##### Dataset records #####
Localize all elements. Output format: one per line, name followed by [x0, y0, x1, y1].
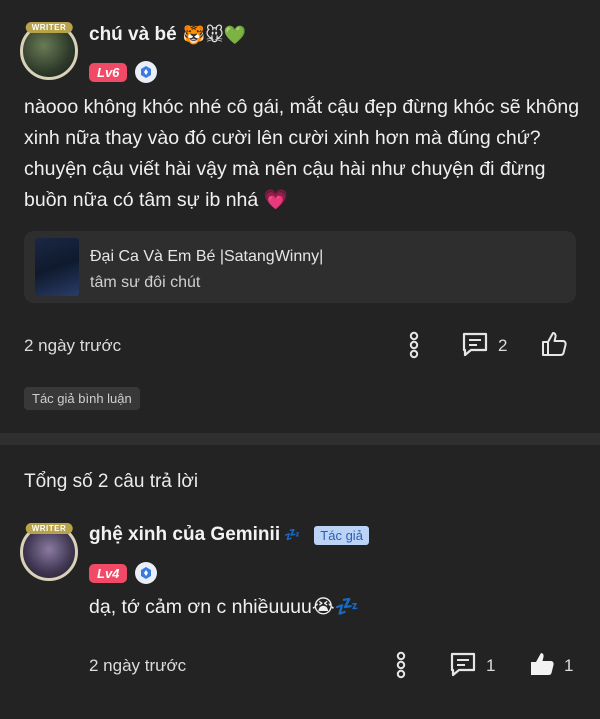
reply-count: 2	[498, 336, 508, 355]
replier-username[interactable]: ghệ xinh của Geminii	[89, 524, 280, 546]
reply-like-count: 1	[564, 656, 574, 675]
avatar-badge: WRITER	[25, 22, 73, 33]
commenter-name-row: chú và bé 🐯🐭💚	[89, 24, 246, 46]
verified-icon	[135, 61, 158, 83]
like-icon[interactable]	[540, 330, 568, 358]
story-thumbnail	[35, 238, 79, 296]
replier-badges: Lv4	[89, 562, 158, 584]
replier-username-emoji: 💤	[284, 527, 301, 542]
username-emojis: 🐯🐭💚	[182, 24, 247, 45]
quoted-story-card[interactable]: Đại Ca Và Em Bé |SatangWinny| tâm sư đôi…	[24, 231, 576, 303]
story-title: Đại Ca Và Em Bé |SatangWinny|	[90, 248, 324, 265]
more-options-icon[interactable]	[405, 331, 423, 359]
replier-level-badge: Lv4	[89, 563, 128, 583]
replier-verified-icon	[135, 562, 158, 584]
reply-reply-count: 1	[486, 656, 496, 675]
author-commented-tag: Tác giả bình luận	[24, 387, 140, 410]
chapter-title: tâm sư đôi chút	[90, 274, 201, 291]
author-tag: Tác giả	[314, 525, 369, 545]
commenter-username[interactable]: chú và bé	[89, 24, 177, 46]
reply-reply-icon[interactable]	[449, 651, 477, 677]
comment-timestamp: 2 ngày trước	[24, 336, 122, 355]
reply-like-icon[interactable]	[528, 650, 556, 678]
reply-more-options-icon[interactable]	[392, 651, 410, 679]
comment-text: nàooo không khóc nhé cô gái, mắt cậu đẹp…	[24, 96, 580, 211]
replier-name-row: ghệ xinh của Geminii 💤 Tác giả	[89, 524, 369, 546]
replies-header: Tổng số 2 câu trả lời	[24, 471, 199, 492]
reply-text: dạ, tớ cảm ơn c nhiềuuuu😭💤	[89, 596, 359, 618]
reply-timestamp: 2 ngày trước	[89, 656, 187, 675]
replier-avatar-badge: WRITER	[25, 523, 73, 534]
level-badge: Lv6	[89, 62, 128, 82]
reply-icon[interactable]	[461, 331, 489, 357]
commenter-badges: Lv6	[89, 61, 158, 83]
section-divider	[0, 433, 600, 445]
#####
# [Problem statement]
Copy out every line of the listing above word for word, leaving out the pictures.

# [Exercise result]
Localize all elements. Output format: one per line, name followed by [x0, y0, x1, y1].
reply-count: 2	[498, 336, 508, 355]
replier-username[interactable]: ghệ xinh của Geminii	[89, 524, 280, 546]
reply-like-count: 1	[564, 656, 574, 675]
avatar-badge: WRITER	[25, 22, 73, 33]
commenter-name-row: chú và bé 🐯🐭💚	[89, 24, 246, 46]
verified-icon	[135, 61, 158, 83]
like-icon[interactable]	[540, 330, 568, 358]
story-thumbnail	[35, 238, 79, 296]
replier-badges: Lv4	[89, 562, 158, 584]
replier-username-emoji: 💤	[284, 527, 301, 542]
username-emojis: 🐯🐭💚	[182, 24, 247, 45]
quoted-story-card[interactable]: Đại Ca Và Em Bé |SatangWinny| tâm sư đôi…	[24, 231, 576, 303]
story-title: Đại Ca Và Em Bé |SatangWinny|	[90, 248, 324, 265]
more-options-icon[interactable]	[405, 331, 423, 359]
replier-level-badge: Lv4	[89, 563, 128, 583]
replier-verified-icon	[135, 562, 158, 584]
reply-reply-count: 1	[486, 656, 496, 675]
author-commented-tag: Tác giả bình luận	[24, 387, 140, 410]
chapter-title: tâm sư đôi chút	[90, 274, 201, 291]
author-tag: Tác giả	[314, 525, 369, 545]
commenter-username[interactable]: chú và bé	[89, 24, 177, 46]
reply-reply-icon[interactable]	[449, 651, 477, 677]
comment-timestamp: 2 ngày trước	[24, 336, 122, 355]
reply-like-icon[interactable]	[528, 650, 556, 678]
reply-more-options-icon[interactable]	[392, 651, 410, 679]
comment-text: nàooo không khóc nhé cô gái, mắt cậu đẹp…	[24, 96, 580, 211]
replier-name-row: ghệ xinh của Geminii 💤 Tác giả	[89, 524, 369, 546]
replies-header: Tổng số 2 câu trả lời	[24, 471, 199, 492]
reply-text: dạ, tớ cảm ơn c nhiềuuuu😭💤	[89, 596, 359, 618]
reply-timestamp: 2 ngày trước	[89, 656, 187, 675]
replier-avatar-badge: WRITER	[25, 523, 73, 534]
level-badge: Lv6	[89, 62, 128, 82]
reply-icon[interactable]	[461, 331, 489, 357]
commenter-badges: Lv6	[89, 61, 158, 83]
section-divider	[0, 433, 600, 445]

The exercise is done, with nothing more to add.